[Extracted records]

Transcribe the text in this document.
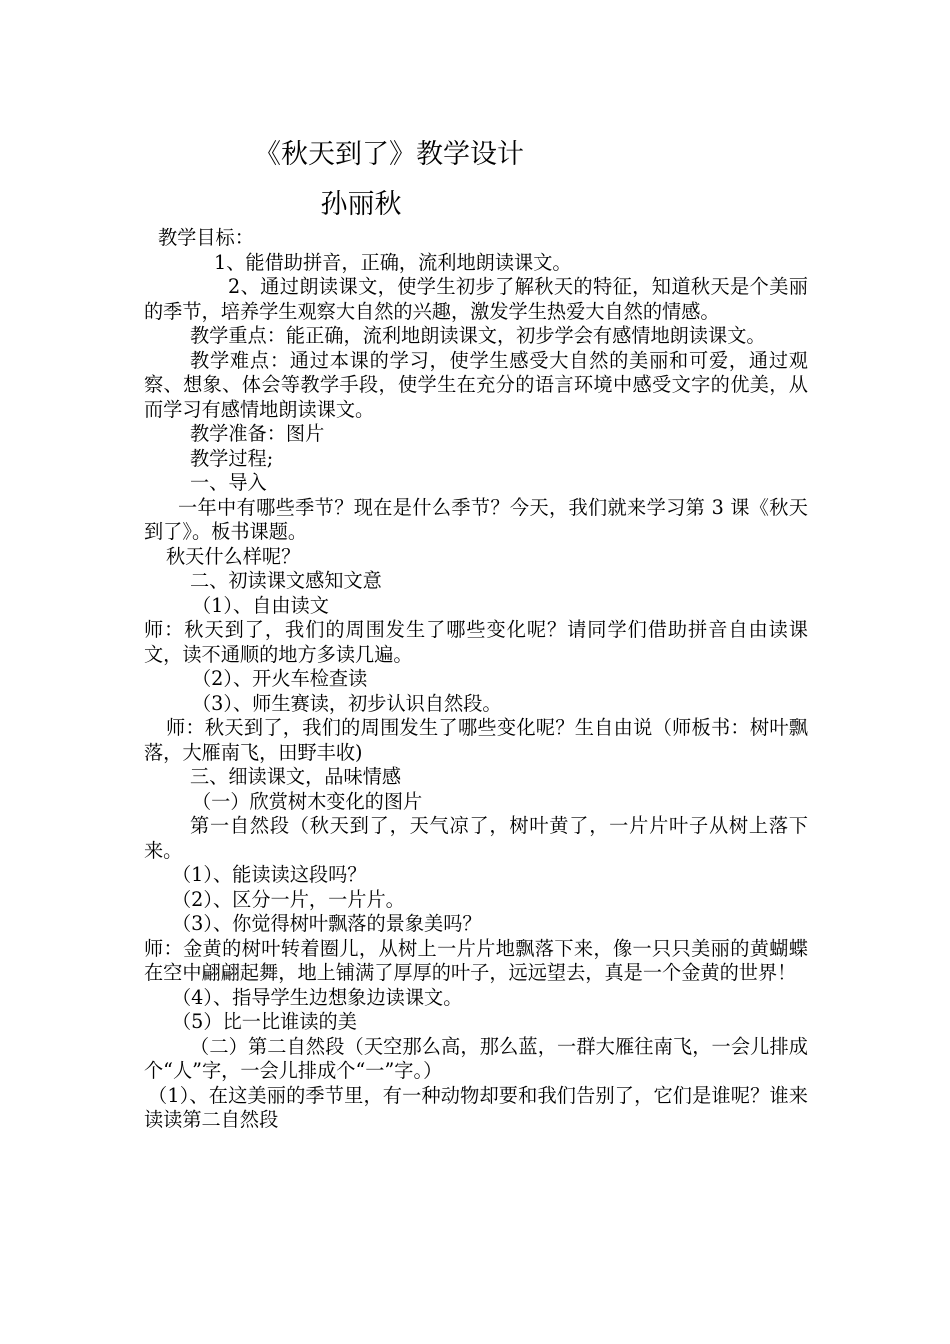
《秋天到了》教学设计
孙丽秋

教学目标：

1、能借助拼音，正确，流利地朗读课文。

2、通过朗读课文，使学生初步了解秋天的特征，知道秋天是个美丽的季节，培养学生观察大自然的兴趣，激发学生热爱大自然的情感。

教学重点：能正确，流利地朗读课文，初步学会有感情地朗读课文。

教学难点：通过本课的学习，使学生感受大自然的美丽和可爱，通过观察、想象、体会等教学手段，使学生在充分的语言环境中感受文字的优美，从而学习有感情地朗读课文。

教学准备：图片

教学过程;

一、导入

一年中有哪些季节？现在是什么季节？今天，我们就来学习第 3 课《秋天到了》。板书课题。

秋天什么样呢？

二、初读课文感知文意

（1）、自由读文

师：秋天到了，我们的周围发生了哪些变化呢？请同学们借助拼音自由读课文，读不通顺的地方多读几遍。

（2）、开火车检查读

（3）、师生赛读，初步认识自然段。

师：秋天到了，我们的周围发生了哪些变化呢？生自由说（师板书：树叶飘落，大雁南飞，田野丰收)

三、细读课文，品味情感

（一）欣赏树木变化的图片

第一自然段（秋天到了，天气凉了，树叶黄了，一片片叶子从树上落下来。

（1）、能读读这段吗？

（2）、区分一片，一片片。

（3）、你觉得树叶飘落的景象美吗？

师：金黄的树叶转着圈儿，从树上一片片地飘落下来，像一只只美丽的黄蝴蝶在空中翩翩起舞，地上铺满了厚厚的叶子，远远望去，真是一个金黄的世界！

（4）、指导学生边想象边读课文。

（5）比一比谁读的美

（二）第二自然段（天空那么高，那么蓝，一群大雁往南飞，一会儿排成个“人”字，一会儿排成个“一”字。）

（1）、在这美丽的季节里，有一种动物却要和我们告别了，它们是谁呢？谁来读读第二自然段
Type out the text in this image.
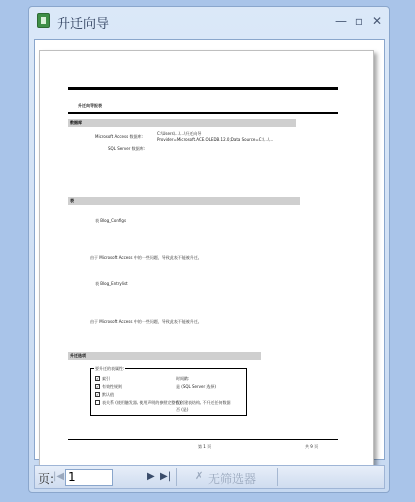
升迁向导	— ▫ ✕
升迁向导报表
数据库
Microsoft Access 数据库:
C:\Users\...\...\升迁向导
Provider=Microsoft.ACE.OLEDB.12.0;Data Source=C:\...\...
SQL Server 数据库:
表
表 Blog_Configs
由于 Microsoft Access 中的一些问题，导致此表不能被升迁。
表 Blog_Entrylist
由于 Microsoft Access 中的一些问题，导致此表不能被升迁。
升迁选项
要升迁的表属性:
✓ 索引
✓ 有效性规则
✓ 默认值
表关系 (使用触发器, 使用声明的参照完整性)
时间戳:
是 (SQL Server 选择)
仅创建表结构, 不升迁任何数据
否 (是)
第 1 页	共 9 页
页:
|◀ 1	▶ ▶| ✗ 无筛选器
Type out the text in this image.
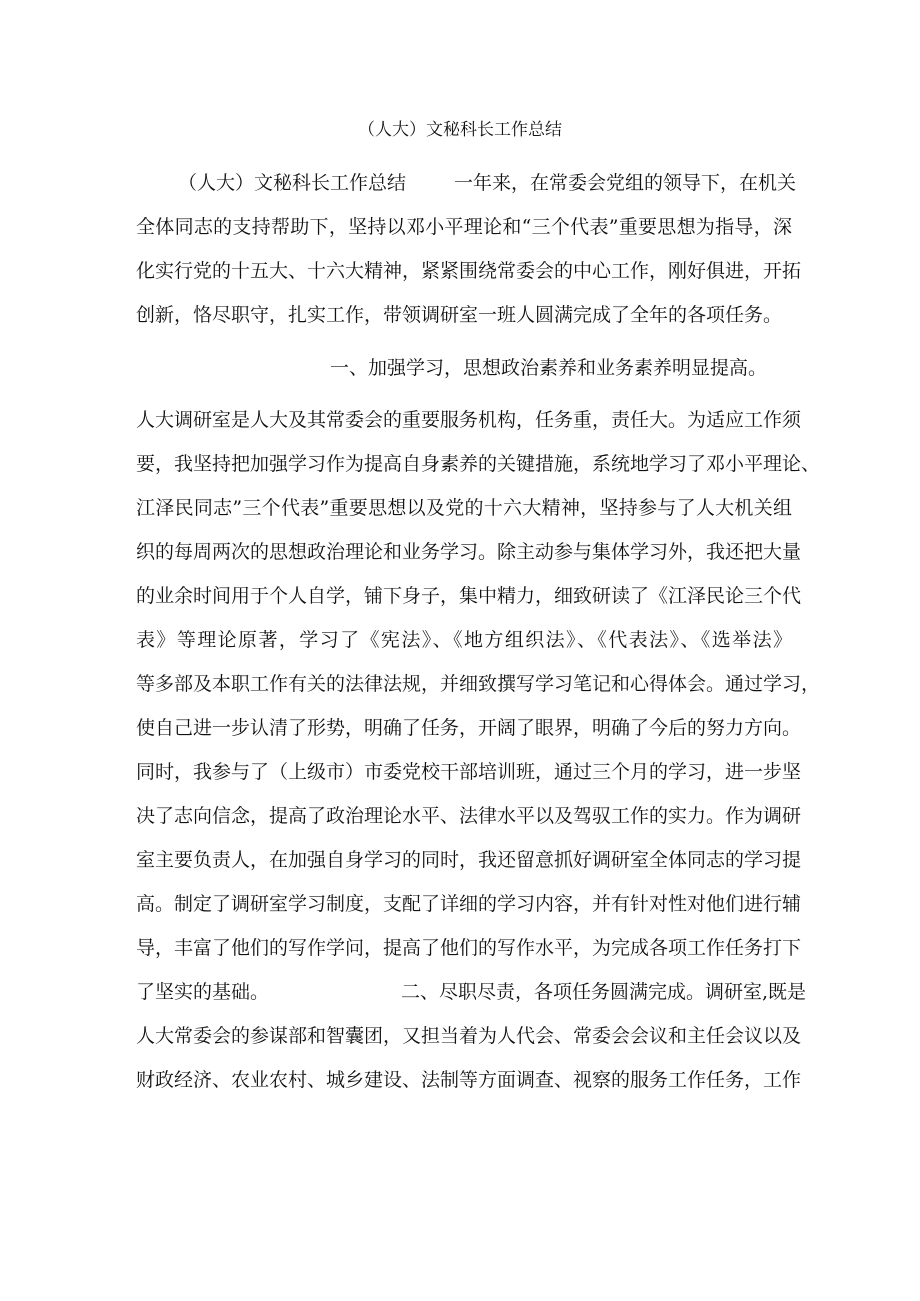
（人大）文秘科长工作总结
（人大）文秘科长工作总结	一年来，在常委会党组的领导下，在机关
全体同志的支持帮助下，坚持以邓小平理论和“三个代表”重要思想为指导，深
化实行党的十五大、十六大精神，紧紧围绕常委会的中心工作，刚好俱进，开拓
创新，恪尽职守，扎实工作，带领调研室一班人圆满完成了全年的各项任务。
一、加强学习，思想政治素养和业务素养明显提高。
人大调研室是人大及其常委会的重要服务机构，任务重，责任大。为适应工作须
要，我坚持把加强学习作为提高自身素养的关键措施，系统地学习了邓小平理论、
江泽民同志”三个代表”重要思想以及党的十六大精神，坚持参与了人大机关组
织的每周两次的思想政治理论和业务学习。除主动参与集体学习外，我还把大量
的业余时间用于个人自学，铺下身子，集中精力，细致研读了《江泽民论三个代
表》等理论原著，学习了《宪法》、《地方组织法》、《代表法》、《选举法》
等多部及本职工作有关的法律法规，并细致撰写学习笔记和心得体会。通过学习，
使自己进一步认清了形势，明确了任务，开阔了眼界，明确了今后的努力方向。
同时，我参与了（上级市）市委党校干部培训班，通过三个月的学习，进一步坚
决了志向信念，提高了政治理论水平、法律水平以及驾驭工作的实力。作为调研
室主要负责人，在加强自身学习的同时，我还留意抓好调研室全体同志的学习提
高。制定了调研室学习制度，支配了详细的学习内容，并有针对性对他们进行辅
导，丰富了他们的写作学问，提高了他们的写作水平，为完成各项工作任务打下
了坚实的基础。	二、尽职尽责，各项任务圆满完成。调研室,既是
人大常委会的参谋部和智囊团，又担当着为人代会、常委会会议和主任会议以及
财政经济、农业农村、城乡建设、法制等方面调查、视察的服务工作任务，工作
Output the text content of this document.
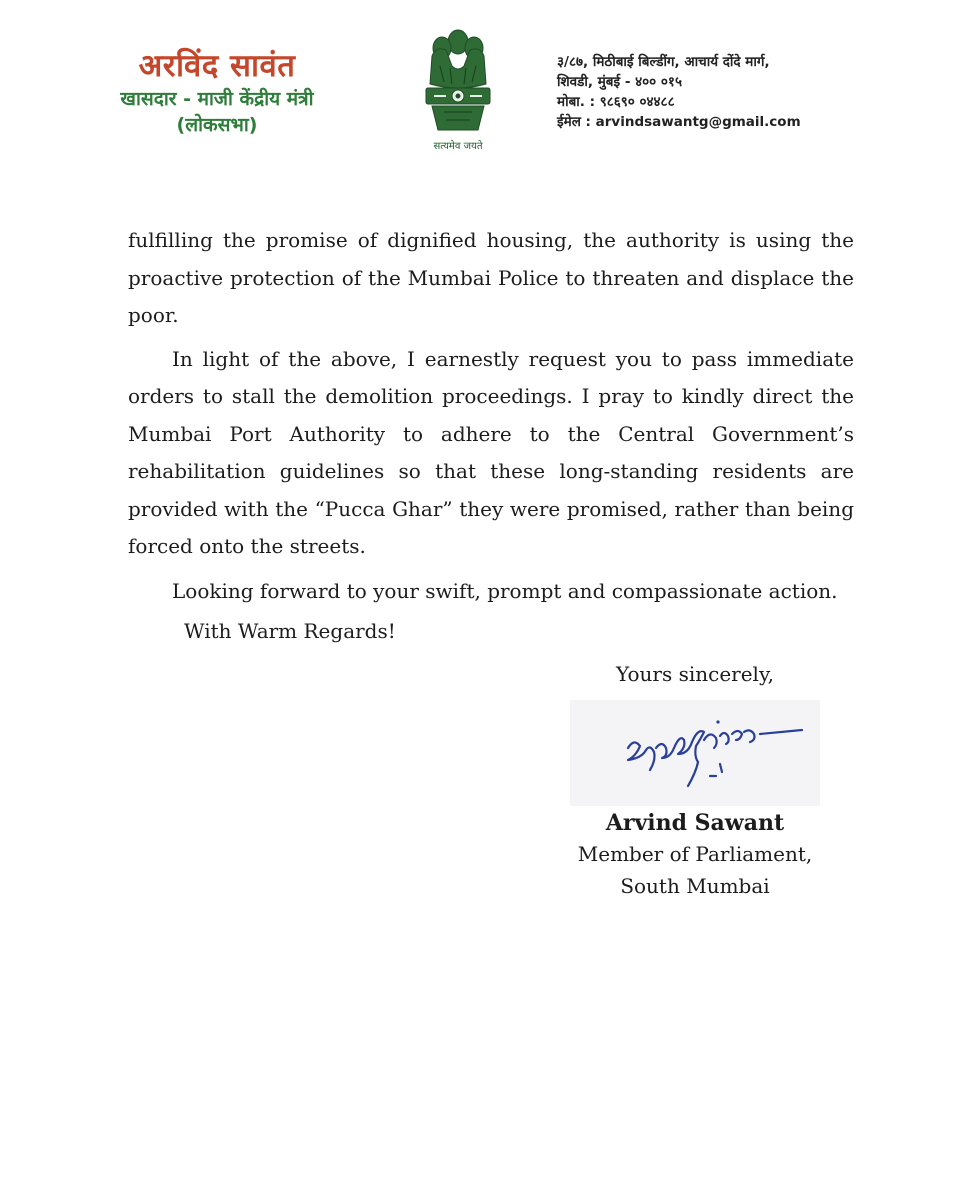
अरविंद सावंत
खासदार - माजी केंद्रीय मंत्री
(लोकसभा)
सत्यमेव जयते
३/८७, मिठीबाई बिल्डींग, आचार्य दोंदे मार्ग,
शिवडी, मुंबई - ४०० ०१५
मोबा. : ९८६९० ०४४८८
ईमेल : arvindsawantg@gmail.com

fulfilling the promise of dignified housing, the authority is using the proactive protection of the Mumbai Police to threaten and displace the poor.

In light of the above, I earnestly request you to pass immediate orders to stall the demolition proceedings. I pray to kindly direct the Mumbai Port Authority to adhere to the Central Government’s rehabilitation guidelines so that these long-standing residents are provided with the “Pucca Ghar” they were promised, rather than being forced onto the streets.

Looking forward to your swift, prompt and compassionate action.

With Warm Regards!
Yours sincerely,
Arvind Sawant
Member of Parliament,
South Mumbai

▶ _Exercise task_
From the data above, count the lines where "text" occurs and give that figure and nothing else.

▶ _Task result_
4